— START SUPPLIED RECORDS —

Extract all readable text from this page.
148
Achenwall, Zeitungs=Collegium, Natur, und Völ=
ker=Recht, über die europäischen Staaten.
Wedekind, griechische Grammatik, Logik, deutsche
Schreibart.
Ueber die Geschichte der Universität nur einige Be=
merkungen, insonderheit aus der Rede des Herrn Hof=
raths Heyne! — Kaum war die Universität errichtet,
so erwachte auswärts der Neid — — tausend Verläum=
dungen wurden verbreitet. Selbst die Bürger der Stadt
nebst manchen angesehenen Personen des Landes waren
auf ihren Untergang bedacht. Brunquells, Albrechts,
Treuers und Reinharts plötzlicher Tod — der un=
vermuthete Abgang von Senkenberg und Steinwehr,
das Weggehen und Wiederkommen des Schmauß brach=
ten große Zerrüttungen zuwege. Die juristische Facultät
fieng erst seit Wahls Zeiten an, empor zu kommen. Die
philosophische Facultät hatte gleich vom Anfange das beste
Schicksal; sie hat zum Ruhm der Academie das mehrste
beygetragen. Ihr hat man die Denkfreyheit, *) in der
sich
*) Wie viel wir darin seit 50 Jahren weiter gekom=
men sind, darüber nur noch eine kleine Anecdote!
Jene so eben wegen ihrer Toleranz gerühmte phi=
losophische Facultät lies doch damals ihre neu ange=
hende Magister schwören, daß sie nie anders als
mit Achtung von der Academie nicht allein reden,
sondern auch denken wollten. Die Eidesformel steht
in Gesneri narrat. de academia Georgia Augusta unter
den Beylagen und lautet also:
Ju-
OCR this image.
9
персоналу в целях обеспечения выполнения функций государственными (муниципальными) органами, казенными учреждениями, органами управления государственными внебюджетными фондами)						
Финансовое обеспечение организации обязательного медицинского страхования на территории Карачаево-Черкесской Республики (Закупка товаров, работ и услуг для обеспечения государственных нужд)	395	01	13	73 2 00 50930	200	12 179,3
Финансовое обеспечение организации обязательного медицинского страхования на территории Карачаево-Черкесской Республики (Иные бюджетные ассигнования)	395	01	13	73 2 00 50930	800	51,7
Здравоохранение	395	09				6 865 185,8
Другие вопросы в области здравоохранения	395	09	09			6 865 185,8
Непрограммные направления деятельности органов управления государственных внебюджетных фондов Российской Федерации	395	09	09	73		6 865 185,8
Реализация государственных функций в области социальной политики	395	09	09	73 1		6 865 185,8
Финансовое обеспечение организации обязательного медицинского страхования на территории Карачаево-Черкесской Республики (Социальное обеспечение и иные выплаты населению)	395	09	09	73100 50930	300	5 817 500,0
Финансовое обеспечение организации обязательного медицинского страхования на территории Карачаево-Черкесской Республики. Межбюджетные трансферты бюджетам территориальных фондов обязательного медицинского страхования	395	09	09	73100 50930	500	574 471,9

— END SUPPLIED RECORDS —

Recopy the entries above exactly, with every line included.

SOLUTION
Extract all readable text from this page.
148
Achenwall, Zeitungs=Collegium, Natur, und Völ=
ker=Recht, über die europäischen Staaten.
Wedekind, griechische Grammatik, Logik, deutsche
Schreibart.
Ueber die Geschichte der Universität nur einige Be=
merkungen, insonderheit aus der Rede des Herrn Hof=
raths Heyne! — Kaum war die Universität errichtet,
so erwachte auswärts der Neid — — tausend Verläum=
dungen wurden verbreitet. Selbst die Bürger der Stadt
nebst manchen angesehenen Personen des Landes waren
auf ihren Untergang bedacht. Brunquells, Albrechts,
Treuers und Reinharts plötzlicher Tod — der un=
vermuthete Abgang von Senkenberg und Steinwehr,
das Weggehen und Wiederkommen des Schmauß brach=
ten große Zerrüttungen zuwege. Die juristische Facultät
fieng erst seit Wahls Zeiten an, empor zu kommen. Die
philosophische Facultät hatte gleich vom Anfange das beste
Schicksal; sie hat zum Ruhm der Academie das mehrste
beygetragen. Ihr hat man die Denkfreyheit, *) in der
sich
*) Wie viel wir darin seit 50 Jahren weiter gekom=
men sind, darüber nur noch eine kleine Anecdote!
Jene so eben wegen ihrer Toleranz gerühmte phi=
losophische Facultät lies doch damals ihre neu ange=
hende Magister schwören, daß sie nie anders als
mit Achtung von der Academie nicht allein reden,
sondern auch denken wollten. Die Eidesformel steht
in Gesneri narrat. de academia Georgia Augusta unter
den Beylagen und lautet also:
Ju-
OCR this image.
9
персоналу в целях обеспечения выполнения функций государственными (муниципальными) органами, казенными учреждениями, органами управления государственными внебюджетными фондами)						
Финансовое обеспечение организации обязательного медицинского страхования на территории Карачаево-Черкесской Республики (Закупка товаров, работ и услуг для обеспечения государственных нужд)	395	01	13	73 2 00 50930	200	12 179,3
Финансовое обеспечение организации обязательного медицинского страхования на территории Карачаево-Черкесской Республики (Иные бюджетные ассигнования)	395	01	13	73 2 00 50930	800	51,7
Здравоохранение	395	09				6 865 185,8
Другие вопросы в области здравоохранения	395	09	09			6 865 185,8
Непрограммные направления деятельности органов управления государственных внебюджетных фондов Российской Федерации	395	09	09	73		6 865 185,8
Реализация государственных функций в области социальной политики	395	09	09	73 1		6 865 185,8
Финансовое обеспечение организации обязательного медицинского страхования на территории Карачаево-Черкесской Республики (Социальное обеспечение и иные выплаты населению)	395	09	09	73100 50930	300	5 817 500,0
Финансовое обеспечение организации обязательного медицинского страхования на территории Карачаево-Черкесской Республики. Межбюджетные трансферты бюджетам территориальных фондов обязательного медицинского страхования	395	09	09	73100 50930	500	574 471,9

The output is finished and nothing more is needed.